QUOTED TEXT:
+++++

D-Link in Pluribus-powered white box play to target enterprise sales

Netvisor gets a crack at the consumer and SME channel in new 54-port switch

D-Link has decided that white-box open networking might just be its ticket out of the consumer and small business ghettos, and into the rich enterprise market.

To that effect, the outfit has linked up with Pluribus, meaning its newly-launched DXS-5000 switch is certified to run Pluribus' Netvisor network operating system.

The product pair will ship together, as a turnkey open networking system, along the way giving Pluribus access to a mass-market channel.

D-Link has chosen the DXS-5000 to take it from 10 Gbps ports to 40 Gbps (there are six 40 Gbps ports as well as 48 at 10 Gbps), a pitch to data centre leaf-spine and top-of-rack applications in addition to campus core applications.

+++++

SET TASKS:
- 1) Extract the passage of the D-Link article from "To that effect, the" to "network operating system.".
- 2) According to the D-Link article, which network operating system is the DXS-5000 switch certified to run?

[Layout annotation data]
+++++

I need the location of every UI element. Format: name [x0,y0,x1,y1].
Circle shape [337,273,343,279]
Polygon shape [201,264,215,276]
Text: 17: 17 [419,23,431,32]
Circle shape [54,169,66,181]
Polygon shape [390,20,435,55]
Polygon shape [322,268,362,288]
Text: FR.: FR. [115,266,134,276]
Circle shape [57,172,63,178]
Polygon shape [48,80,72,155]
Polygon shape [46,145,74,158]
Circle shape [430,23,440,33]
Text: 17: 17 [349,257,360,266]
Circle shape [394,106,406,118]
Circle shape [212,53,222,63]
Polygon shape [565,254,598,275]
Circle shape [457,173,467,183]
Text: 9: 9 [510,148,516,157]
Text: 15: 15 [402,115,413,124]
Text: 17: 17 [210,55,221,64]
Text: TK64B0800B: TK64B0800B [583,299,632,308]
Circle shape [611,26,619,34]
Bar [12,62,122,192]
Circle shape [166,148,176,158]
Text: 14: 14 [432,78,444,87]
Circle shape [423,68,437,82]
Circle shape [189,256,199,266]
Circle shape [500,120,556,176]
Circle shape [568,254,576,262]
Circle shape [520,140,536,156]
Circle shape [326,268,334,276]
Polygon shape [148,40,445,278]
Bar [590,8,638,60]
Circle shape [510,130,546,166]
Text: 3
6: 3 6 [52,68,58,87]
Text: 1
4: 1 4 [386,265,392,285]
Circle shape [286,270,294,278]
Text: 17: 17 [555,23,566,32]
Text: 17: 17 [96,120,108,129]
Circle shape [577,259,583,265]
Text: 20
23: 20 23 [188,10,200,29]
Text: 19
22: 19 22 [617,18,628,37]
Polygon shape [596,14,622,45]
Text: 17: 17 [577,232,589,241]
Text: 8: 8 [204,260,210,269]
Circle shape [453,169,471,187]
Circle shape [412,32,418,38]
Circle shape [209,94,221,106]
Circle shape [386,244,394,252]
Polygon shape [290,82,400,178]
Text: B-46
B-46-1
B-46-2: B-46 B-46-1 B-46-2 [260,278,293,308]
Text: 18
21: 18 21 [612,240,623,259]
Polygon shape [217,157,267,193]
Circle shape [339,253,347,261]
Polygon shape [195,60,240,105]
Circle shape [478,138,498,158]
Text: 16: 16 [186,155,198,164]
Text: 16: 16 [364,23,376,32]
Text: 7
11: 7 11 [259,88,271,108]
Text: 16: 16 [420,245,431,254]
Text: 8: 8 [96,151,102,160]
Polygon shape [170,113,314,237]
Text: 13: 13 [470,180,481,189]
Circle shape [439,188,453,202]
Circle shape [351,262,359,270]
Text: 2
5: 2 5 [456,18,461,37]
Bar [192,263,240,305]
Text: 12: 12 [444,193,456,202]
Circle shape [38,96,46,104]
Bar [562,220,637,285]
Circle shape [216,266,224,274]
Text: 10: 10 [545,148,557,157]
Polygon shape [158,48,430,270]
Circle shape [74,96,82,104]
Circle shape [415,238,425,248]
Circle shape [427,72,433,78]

+++++

TASK SOLUTIONS:
- 1)
To that effect, the outfit has linked up with Pluribus, meaning its newly-launched DXS-5000 switch is certified to run Pluribus' Netvisor network operating system.

- 2) Pluribus' Netvisor